» Task to complete: Identify and copy all lines of the material where the string "ever" is found.

(Stored dataset items)
..........

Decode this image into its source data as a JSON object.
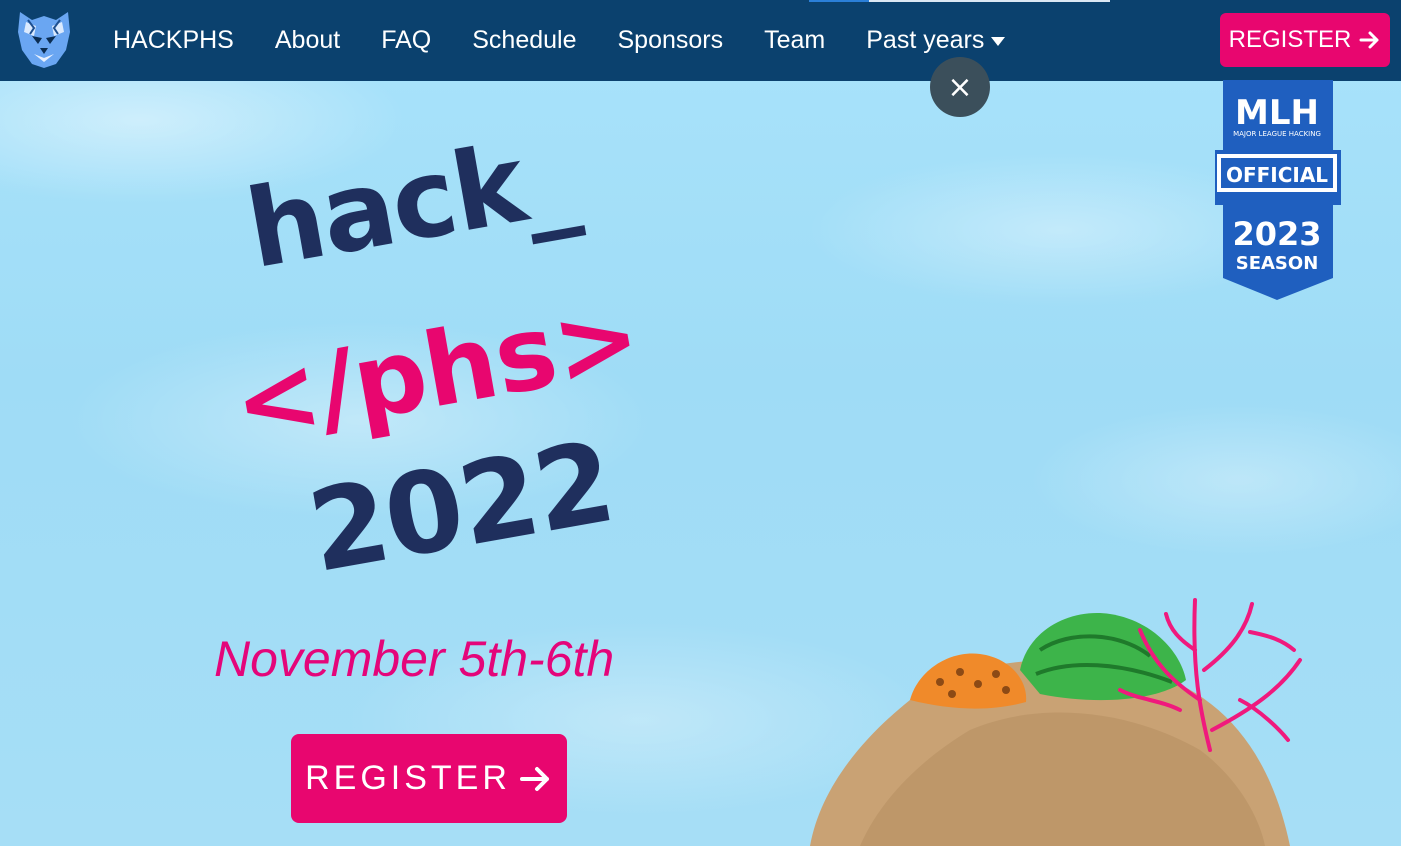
{
  "nav": {
    "brand": "HACKPHS",
    "items": [
      "About",
      "FAQ",
      "Schedule",
      "Sponsors",
      "Team"
    ],
    "dropdown_label": "Past years",
    "register_label": "REGISTER"
  },
  "close_label": "×",
  "mlh_badge": {
    "logo": "MLH",
    "subtitle": "MAJOR LEAGUE HACKING",
    "ribbon": "OFFICIAL",
    "year": "2023",
    "season": "SEASON"
  },
  "hero": {
    "line1": "hack_",
    "line2": "</phs>",
    "line3": "2022",
    "date": "November 5th-6th",
    "register_label": "REGISTER"
  },
  "icons": {
    "logo": "tiger-logo-icon",
    "dropdown": "caret-down-icon",
    "register_arrow": "arrow-right-icon",
    "close": "close-icon"
  },
  "colors": {
    "navbar": "#0b416e",
    "accent": "#e8066f",
    "title_navy": "#1f2f5d",
    "sky": "#9fdff8"
  }
}
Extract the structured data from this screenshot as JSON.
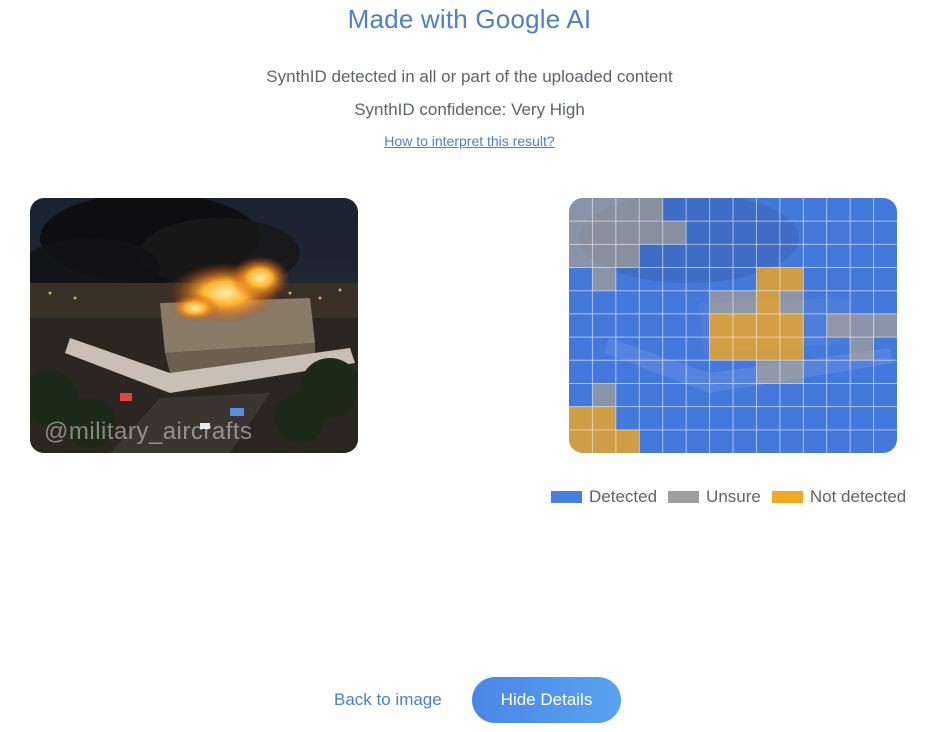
{
  "header": {
    "title": "Made with Google AI",
    "detected_message": "SynthID detected in all or part of the uploaded content",
    "confidence": "SynthID confidence: Very High",
    "interpret_link": "How to interpret this result?"
  },
  "images": {
    "photo_watermark": "@military_aircrafts"
  },
  "legend": [
    {
      "label": "Detected",
      "color": "#4a7fe0"
    },
    {
      "label": "Unsure",
      "color": "#9e9e9e"
    },
    {
      "label": "Not detected",
      "color": "#f2a922"
    }
  ],
  "heatmap": {
    "rows": 11,
    "cols": 14,
    "legend_key": {
      "D": "Detected",
      "U": "Unsure",
      "N": "Not detected"
    },
    "grid": [
      "UUUUDDDDDDDDDD",
      "UUUUUDDDDDDDDD",
      "UUUDDDDDDDDDDD",
      "DUDDDDDDNNDDDD",
      "DDDDDDUUNUDDDD",
      "DDDDDDNNNNDUUU",
      "DDDDDDNNNNDDUD",
      "DDDDDDDDUUDDDD",
      "DUDDDDDDDDDDDD",
      "NNDDDDDDDDDDDD",
      "NNNDDDDDDDDDDD"
    ]
  },
  "actions": {
    "back_label": "Back to image",
    "hide_label": "Hide Details"
  }
}
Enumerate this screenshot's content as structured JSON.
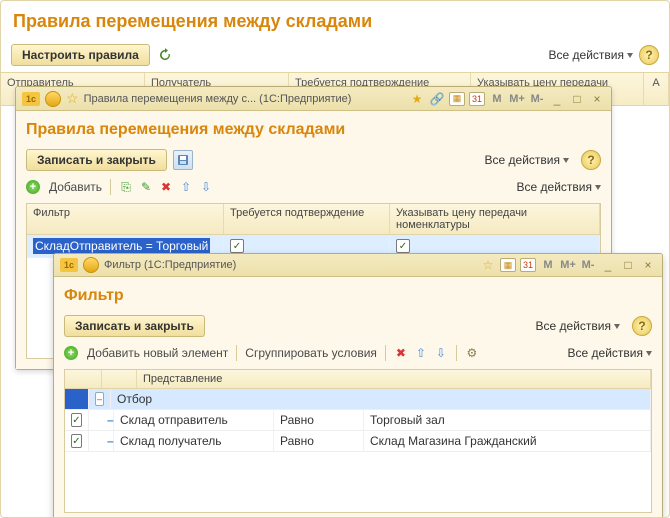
{
  "page": {
    "title": "Правила перемещения между складами",
    "configure_button": "Настроить правила",
    "all_actions": "Все действия",
    "columns": {
      "sender": "Отправитель",
      "receiver": "Получатель",
      "confirm": "Требуется подтверждение",
      "price": "Указывать цену передачи номенклатуры",
      "add": "A"
    }
  },
  "rules_window": {
    "titlebar": "Правила перемещения между с... (1С:Предприятие)",
    "heading": "Правила перемещения между складами",
    "save_close": "Записать и закрыть",
    "all_actions": "Все действия",
    "add": "Добавить",
    "columns": {
      "filter": "Фильтр",
      "confirm": "Требуется подтверждение",
      "price": "Указывать цену передачи номенклатуры"
    },
    "row": {
      "filter_text": "СкладОтправитель = Торговый",
      "confirm_checked": true,
      "price_checked": true
    }
  },
  "filter_window": {
    "titlebar": "Фильтр (1С:Предприятие)",
    "heading": "Фильтр",
    "save_close": "Записать и закрыть",
    "all_actions": "Все действия",
    "add_element": "Добавить новый элемент",
    "group_conditions": "Сгруппировать условия",
    "columns": {
      "representation": "Представление"
    },
    "tree": {
      "root": "Отбор",
      "rows": [
        {
          "checked": true,
          "field": "Склад отправитель",
          "op": "Равно",
          "value": "Торговый зал"
        },
        {
          "checked": true,
          "field": "Склад получатель",
          "op": "Равно",
          "value": "Склад Магазина Гражданский"
        }
      ]
    }
  },
  "icons": {
    "help": "?",
    "M": "M",
    "Mplus": "M+",
    "Mminus": "M-",
    "minimize": "_",
    "maximize": "□",
    "close": "×",
    "star": "☆",
    "star_fill": "★",
    "check": "✓",
    "plus": "+",
    "refresh": "⟳"
  }
}
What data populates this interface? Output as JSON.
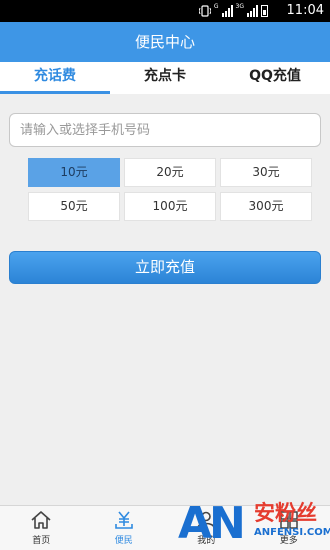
{
  "status_bar": {
    "time": "11:04",
    "net1": "G",
    "net2": "3G"
  },
  "header": {
    "title": "便民中心"
  },
  "tabs": [
    {
      "label": "充话费",
      "active": true
    },
    {
      "label": "充点卡",
      "active": false
    },
    {
      "label": "QQ充值",
      "active": false
    }
  ],
  "phone_input": {
    "placeholder": "请输入或选择手机号码",
    "value": ""
  },
  "amounts": [
    {
      "label": "10元",
      "selected": true
    },
    {
      "label": "20元",
      "selected": false
    },
    {
      "label": "30元",
      "selected": false
    },
    {
      "label": "50元",
      "selected": false
    },
    {
      "label": "100元",
      "selected": false
    },
    {
      "label": "300元",
      "selected": false
    }
  ],
  "recharge_button": {
    "label": "立即充值"
  },
  "bottom_nav": [
    {
      "label": "首页",
      "icon": "home-icon",
      "active": false
    },
    {
      "label": "便民",
      "icon": "yuan-icon",
      "active": true
    },
    {
      "label": "我的",
      "icon": "user-icon",
      "active": false
    },
    {
      "label": "更多",
      "icon": "more-icon",
      "active": false
    }
  ],
  "watermark": {
    "logo": "AN",
    "text": "安粉丝",
    "url": "ANFENSI.COM"
  },
  "colors": {
    "primary": "#3e96e6",
    "selected": "#5aa2e6",
    "accent_text": "#2f8ae0"
  }
}
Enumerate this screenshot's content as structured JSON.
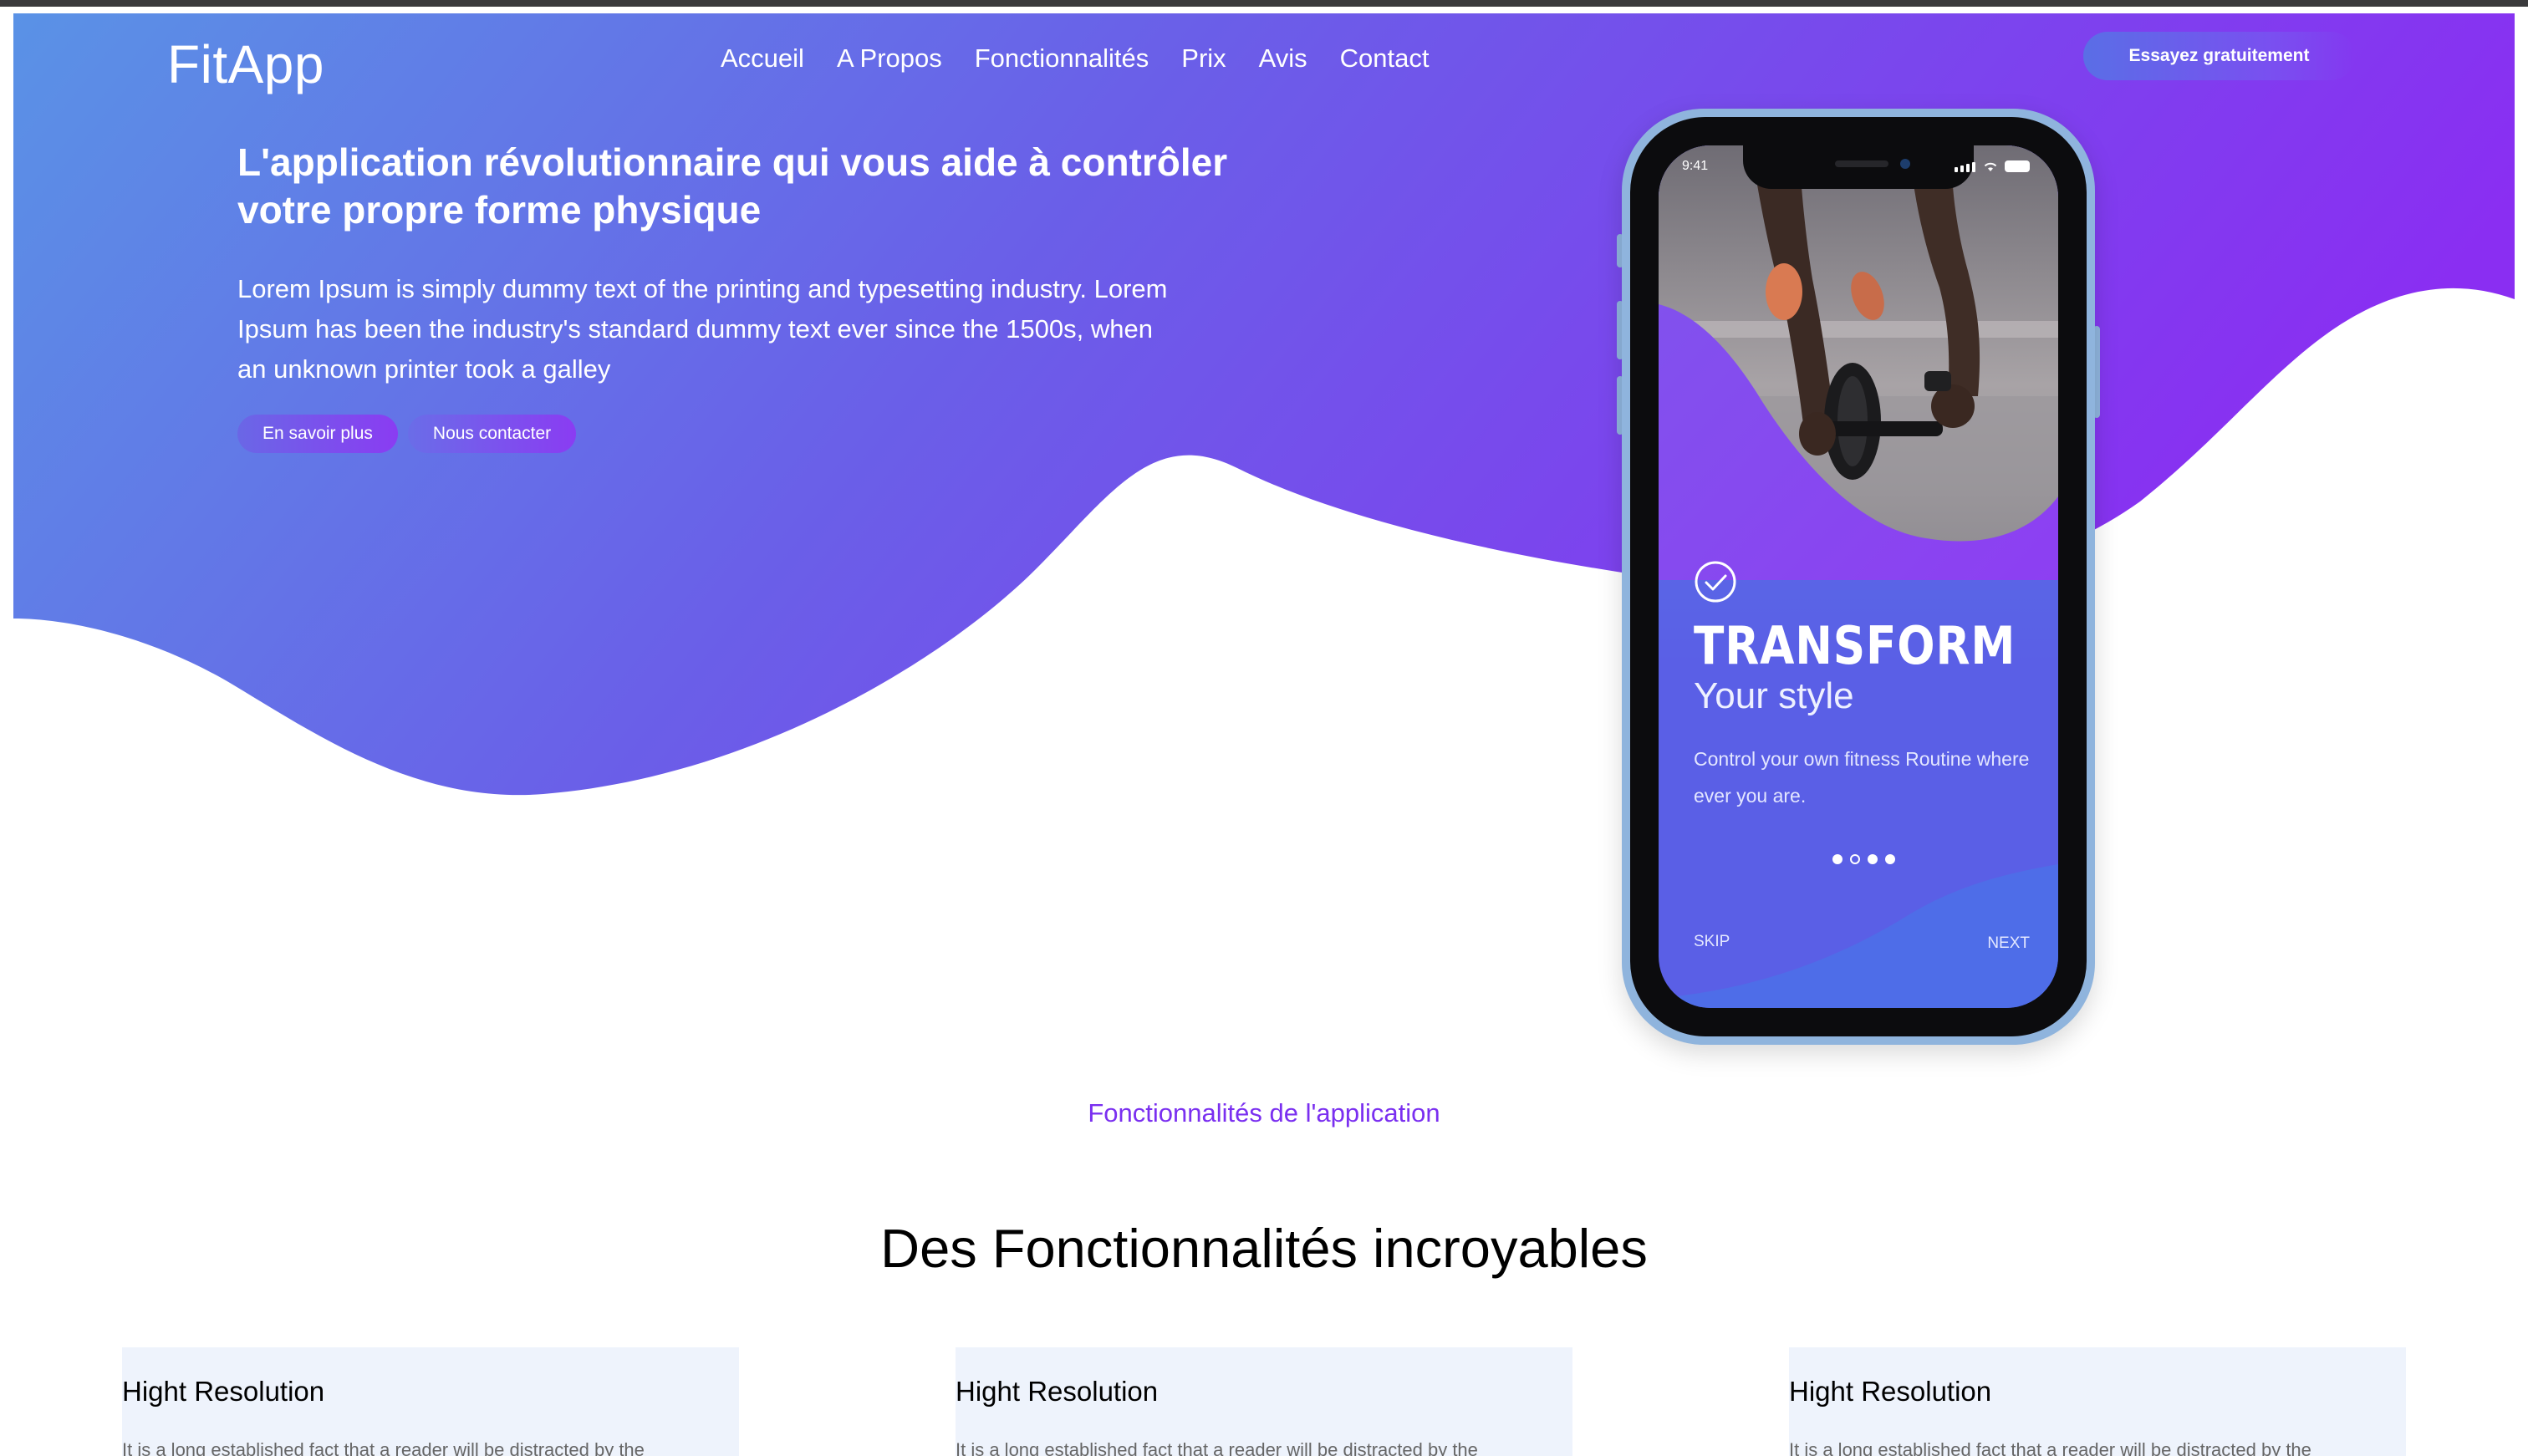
{
  "brand": {
    "logo": "FitApp"
  },
  "nav": {
    "items": [
      "Accueil",
      "A Propos",
      "Fonctionnalités",
      "Prix",
      "Avis",
      "Contact"
    ],
    "cta": "Essayez gratuitement"
  },
  "hero": {
    "title": "L'application révolutionnaire qui vous aide à contrôler votre propre forme physique",
    "text": "Lorem Ipsum is simply dummy text of the printing and typesetting industry. Lorem Ipsum has been the industry's standard dummy text ever since the 1500s, when an unknown printer took a galley",
    "buttons": {
      "learn_more": "En savoir plus",
      "contact": "Nous contacter"
    }
  },
  "phone_screen": {
    "time": "9:41",
    "headline": "TRANSFORM",
    "subheadline": "Your style",
    "description": "Control your own fitness Routine where ever you are.",
    "skip": "SKIP",
    "next": "NEXT",
    "pager": {
      "total": 4,
      "current": 2
    }
  },
  "features": {
    "label": "Fonctionnalités de l'application",
    "title": "Des Fonctionnalités incroyables",
    "cards": [
      {
        "title": "Hight Resolution",
        "text": "It is a long established fact that a reader will be distracted by the"
      },
      {
        "title": "Hight Resolution",
        "text": "It is a long established fact that a reader will be distracted by the"
      },
      {
        "title": "Hight Resolution",
        "text": "It is a long established fact that a reader will be distracted by the"
      }
    ]
  },
  "colors": {
    "gradient_start": "#5a8ee6",
    "gradient_mid": "#6b63e8",
    "gradient_end": "#8a2ef2",
    "accent_purple": "#7a2ff0",
    "card_bg": "#eef3fc"
  },
  "icons": [
    "check-circle-icon",
    "signal-icon",
    "wifi-icon",
    "battery-icon"
  ]
}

..........

» Answer for this exercise:
    "text": "Lorem Ipsum is simply dummy text of the printing and typesetting industry. Lorem Ipsum has been the industry's standard dummy text ever since the 1500s, when an unknown printer took a galley",
    "description": "Control your own fitness Routine where ever you are.",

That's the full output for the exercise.